> _WHAT YOU NEED TO DO_
The records should be repeated word for word, pictures excluded.

> _SOURCE DATA_
----
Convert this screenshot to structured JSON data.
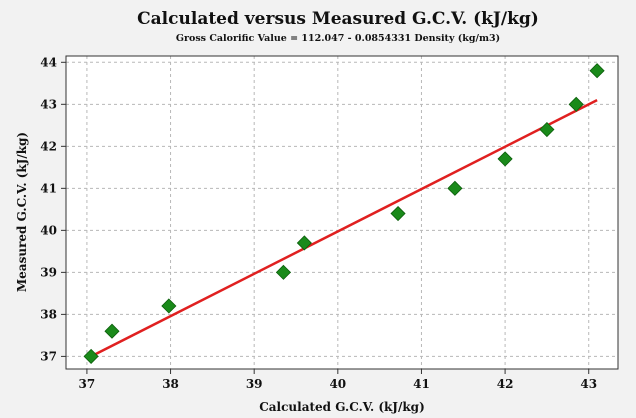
{
  "chart_data": {
    "type": "scatter",
    "title": "Calculated versus Measured G.C.V. (kJ/kg)",
    "subtitle": "Gross Calorific Value = 112.047 - 0.0854331 Density (kg/m3)",
    "xlabel": "Calculated G.C.V. (kJ/kg)",
    "ylabel": "Measured G.C.V. (kJ/kg)",
    "xlim": [
      36.75,
      43.35
    ],
    "ylim": [
      36.7,
      44.15
    ],
    "xticks": [
      37,
      38,
      39,
      40,
      41,
      42,
      43
    ],
    "yticks": [
      37,
      38,
      39,
      40,
      41,
      42,
      43,
      44
    ],
    "grid": true,
    "legend": "none",
    "points": [
      {
        "x": 37.05,
        "y": 37.0
      },
      {
        "x": 37.3,
        "y": 37.6
      },
      {
        "x": 37.98,
        "y": 38.2
      },
      {
        "x": 39.35,
        "y": 39.0
      },
      {
        "x": 39.6,
        "y": 39.7
      },
      {
        "x": 40.72,
        "y": 40.4
      },
      {
        "x": 41.4,
        "y": 41.0
      },
      {
        "x": 42.0,
        "y": 41.7
      },
      {
        "x": 42.5,
        "y": 42.4
      },
      {
        "x": 42.85,
        "y": 43.0
      },
      {
        "x": 43.1,
        "y": 43.8
      }
    ],
    "fit_line": {
      "x": [
        37.05,
        43.1
      ],
      "y": [
        37.0,
        43.1
      ]
    },
    "colors": {
      "marker": "#1a8a1a",
      "marker_stroke": "#0b5e0b",
      "fit_line": "#e02020",
      "grid": "#b8b8b8",
      "plot_background": "#ffffff",
      "figure_background": "#f2f2f2"
    }
  }
}
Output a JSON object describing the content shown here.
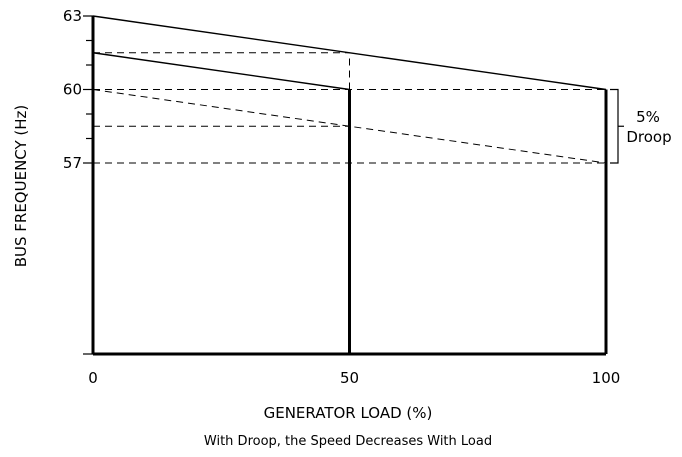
{
  "chart_data": {
    "type": "line",
    "title": "",
    "caption": "With Droop, the Speed Decreases With Load",
    "xlabel": "GENERATOR LOAD (%)",
    "ylabel": "BUS FREQUENCY (Hz)",
    "xlim": [
      0,
      100
    ],
    "y_axis_note": "broken y-axis; labeled range shown 57-63 Hz",
    "x_ticks": [
      {
        "value": 0,
        "label": "0"
      },
      {
        "value": 50,
        "label": "50"
      },
      {
        "value": 100,
        "label": "100"
      }
    ],
    "y_ticks": [
      {
        "value": 63,
        "label": "63"
      },
      {
        "value": 60,
        "label": "60"
      },
      {
        "value": 57,
        "label": "57"
      }
    ],
    "series": [
      {
        "points": [
          [
            0,
            63
          ],
          [
            100,
            60
          ]
        ]
      },
      {
        "points": [
          [
            0,
            61.5
          ],
          [
            50,
            60
          ]
        ]
      },
      {
        "dashed": true,
        "points": [
          [
            0,
            60
          ],
          [
            100,
            57
          ]
        ]
      }
    ],
    "reference_lines": [
      {
        "orientation": "horizontal",
        "value": 61.5,
        "from": 0,
        "to": 50
      },
      {
        "orientation": "horizontal",
        "value": 60,
        "from": 0,
        "to": 100
      },
      {
        "orientation": "horizontal",
        "value": 58.5,
        "from": 0,
        "to": 50
      },
      {
        "orientation": "horizontal",
        "value": 57,
        "from": 0,
        "to": 100
      },
      {
        "orientation": "vertical",
        "value": 50,
        "from": 60,
        "to": 61.5
      }
    ],
    "load_bars": [
      {
        "x": 0
      },
      {
        "x": 50
      },
      {
        "x": 100
      }
    ],
    "annotations": [
      {
        "text": "5%",
        "y_from": 57,
        "y_to": 60
      },
      {
        "text": "Droop"
      }
    ]
  }
}
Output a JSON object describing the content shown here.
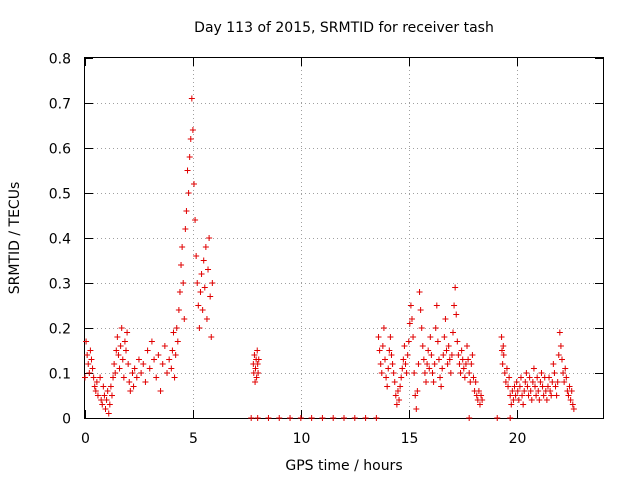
----
> _RESPONSE FOR THIS EXERCISE_
Convert this screenshot to structured JSON data.
{
  "chart_data": {
    "type": "scatter",
    "title": "Calculated versus Measured G.C.V. (kJ/kg)",
    "subtitle": "Gross Calorific Value = 112.047 - 0.0854331 Density (kg/m3)",
    "xlabel": "Calculated G.C.V. (kJ/kg)",
    "ylabel": "Measured G.C.V. (kJ/kg)",
    "xlim": [
      36.75,
      43.35
    ],
    "ylim": [
      36.7,
      44.15
    ],
    "xticks": [
      37,
      38,
      39,
      40,
      41,
      42,
      43
    ],
    "yticks": [
      37,
      38,
      39,
      40,
      41,
      42,
      43,
      44
    ],
    "grid": true,
    "legend": "none",
    "points": [
      {
        "x": 37.05,
        "y": 37.0
      },
      {
        "x": 37.3,
        "y": 37.6
      },
      {
        "x": 37.98,
        "y": 38.2
      },
      {
        "x": 39.35,
        "y": 39.0
      },
      {
        "x": 39.6,
        "y": 39.7
      },
      {
        "x": 40.72,
        "y": 40.4
      },
      {
        "x": 41.4,
        "y": 41.0
      },
      {
        "x": 42.0,
        "y": 41.7
      },
      {
        "x": 42.5,
        "y": 42.4
      },
      {
        "x": 42.85,
        "y": 43.0
      },
      {
        "x": 43.1,
        "y": 43.8
      }
    ],
    "fit_line": {
      "x": [
        37.05,
        43.1
      ],
      "y": [
        37.0,
        43.1
      ]
    },
    "colors": {
      "marker": "#1a8a1a",
      "marker_stroke": "#0b5e0b",
      "fit_line": "#e02020",
      "grid": "#b8b8b8",
      "plot_background": "#ffffff",
      "figure_background": "#f2f2f2"
    }
  }
}
Output a JSON object describing the content shown here.
{
  "chart_data": {
    "type": "line",
    "title": "",
    "caption": "With Droop, the Speed Decreases With Load",
    "xlabel": "GENERATOR LOAD (%)",
    "ylabel": "BUS FREQUENCY (Hz)",
    "xlim": [
      0,
      100
    ],
    "y_axis_note": "broken y-axis; labeled range shown 57-63 Hz",
    "x_ticks": [
      {
        "value": 0,
        "label": "0"
      },
      {
        "value": 50,
        "label": "50"
      },
      {
        "value": 100,
        "label": "100"
      }
    ],
    "y_ticks": [
      {
        "value": 63,
        "label": "63"
      },
      {
        "value": 60,
        "label": "60"
      },
      {
        "value": 57,
        "label": "57"
      }
    ],
    "series": [
      {
        "points": [
          [
            0,
            63
          ],
          [
            100,
            60
          ]
        ]
      },
      {
        "points": [
          [
            0,
            61.5
          ],
          [
            50,
            60
          ]
        ]
      },
      {
        "dashed": true,
        "points": [
          [
            0,
            60
          ],
          [
            100,
            57
          ]
        ]
      }
    ],
    "reference_lines": [
      {
        "orientation": "horizontal",
        "value": 61.5,
        "from": 0,
        "to": 50
      },
      {
        "orientation": "horizontal",
        "value": 60,
        "from": 0,
        "to": 100
      },
      {
        "orientation": "horizontal",
        "value": 58.5,
        "from": 0,
        "to": 50
      },
      {
        "orientation": "horizontal",
        "value": 57,
        "from": 0,
        "to": 100
      },
      {
        "orientation": "vertical",
        "value": 50,
        "from": 60,
        "to": 61.5
      }
    ],
    "load_bars": [
      {
        "x": 0
      },
      {
        "x": 50
      },
      {
        "x": 100
      }
    ],
    "annotations": [
      {
        "text": "5%",
        "y_from": 57,
        "y_to": 60
      },
      {
        "text": "Droop"
      }
    ]
  }
}
Output a JSON object describing the content shown here.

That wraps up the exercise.